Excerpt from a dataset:
— Start —

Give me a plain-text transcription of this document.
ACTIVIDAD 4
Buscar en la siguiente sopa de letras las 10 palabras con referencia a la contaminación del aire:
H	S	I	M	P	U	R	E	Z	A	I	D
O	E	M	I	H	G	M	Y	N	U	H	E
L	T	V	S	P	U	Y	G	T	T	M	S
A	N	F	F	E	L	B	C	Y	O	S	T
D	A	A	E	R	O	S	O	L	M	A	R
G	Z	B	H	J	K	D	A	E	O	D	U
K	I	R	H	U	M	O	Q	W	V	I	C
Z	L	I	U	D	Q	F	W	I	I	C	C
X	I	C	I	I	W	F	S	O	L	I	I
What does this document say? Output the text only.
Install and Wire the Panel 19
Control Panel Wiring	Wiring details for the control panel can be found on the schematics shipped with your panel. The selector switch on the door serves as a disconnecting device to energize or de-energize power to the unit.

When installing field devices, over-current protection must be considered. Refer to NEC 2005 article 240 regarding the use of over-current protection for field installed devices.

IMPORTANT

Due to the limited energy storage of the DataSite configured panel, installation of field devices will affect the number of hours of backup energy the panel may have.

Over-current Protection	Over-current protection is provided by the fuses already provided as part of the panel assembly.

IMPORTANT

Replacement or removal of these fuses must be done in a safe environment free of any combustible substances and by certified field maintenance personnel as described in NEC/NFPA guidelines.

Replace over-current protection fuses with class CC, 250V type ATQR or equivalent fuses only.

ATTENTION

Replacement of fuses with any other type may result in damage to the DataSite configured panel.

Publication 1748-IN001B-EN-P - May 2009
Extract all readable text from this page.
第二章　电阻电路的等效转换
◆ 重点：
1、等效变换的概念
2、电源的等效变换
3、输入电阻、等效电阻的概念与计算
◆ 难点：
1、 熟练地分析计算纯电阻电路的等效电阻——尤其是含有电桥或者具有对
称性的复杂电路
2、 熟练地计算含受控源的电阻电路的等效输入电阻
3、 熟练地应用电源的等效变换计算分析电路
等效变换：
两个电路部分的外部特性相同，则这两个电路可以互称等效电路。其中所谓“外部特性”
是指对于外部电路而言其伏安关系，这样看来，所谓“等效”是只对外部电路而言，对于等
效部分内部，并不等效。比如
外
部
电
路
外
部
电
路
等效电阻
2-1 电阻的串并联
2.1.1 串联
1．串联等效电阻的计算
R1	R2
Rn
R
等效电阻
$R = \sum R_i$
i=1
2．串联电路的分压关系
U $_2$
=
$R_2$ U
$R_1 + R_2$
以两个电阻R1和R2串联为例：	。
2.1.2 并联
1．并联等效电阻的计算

— End —

Stated goal: From the data, list each line in which the string "document" appears.

The solution:
Give me a plain-text transcription of this document.
What does this document say? Output the text only.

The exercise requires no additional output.